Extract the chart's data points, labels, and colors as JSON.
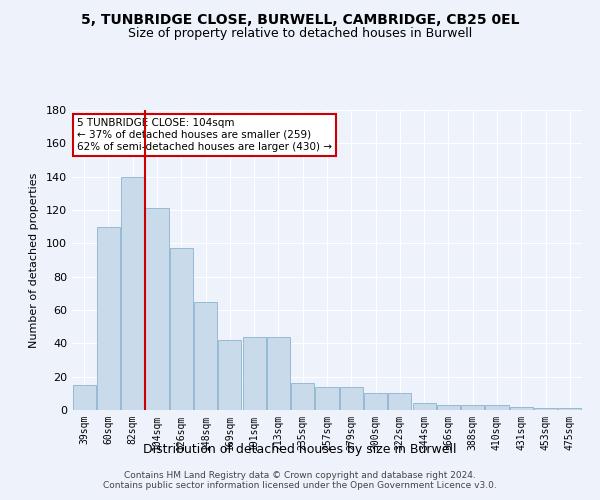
{
  "title": "5, TUNBRIDGE CLOSE, BURWELL, CAMBRIDGE, CB25 0EL",
  "subtitle": "Size of property relative to detached houses in Burwell",
  "xlabel": "Distribution of detached houses by size in Burwell",
  "ylabel": "Number of detached properties",
  "bar_color": "#c9daea",
  "bar_edge_color": "#7aaac8",
  "background_color": "#eef2fb",
  "grid_color": "#ffffff",
  "bins": [
    "39sqm",
    "60sqm",
    "82sqm",
    "104sqm",
    "126sqm",
    "148sqm",
    "169sqm",
    "191sqm",
    "213sqm",
    "235sqm",
    "257sqm",
    "279sqm",
    "300sqm",
    "322sqm",
    "344sqm",
    "366sqm",
    "388sqm",
    "410sqm",
    "431sqm",
    "453sqm",
    "475sqm"
  ],
  "counts": [
    15,
    110,
    140,
    121,
    97,
    65,
    42,
    44,
    44,
    16,
    14,
    14,
    10,
    10,
    4,
    3,
    3,
    3,
    2,
    1,
    1
  ],
  "ylim": [
    0,
    180
  ],
  "yticks": [
    0,
    20,
    40,
    60,
    80,
    100,
    120,
    140,
    160,
    180
  ],
  "property_bin_index": 3,
  "red_line_color": "#cc0000",
  "annotation_text": "5 TUNBRIDGE CLOSE: 104sqm\n← 37% of detached houses are smaller (259)\n62% of semi-detached houses are larger (430) →",
  "annotation_box_color": "#ffffff",
  "annotation_box_edge": "#cc0000",
  "footer": "Contains HM Land Registry data © Crown copyright and database right 2024.\nContains public sector information licensed under the Open Government Licence v3.0."
}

#####

- **Brief**
Answer with one number: how many lines of the entries above include the word "CLOSE".

- **Worked answer**
2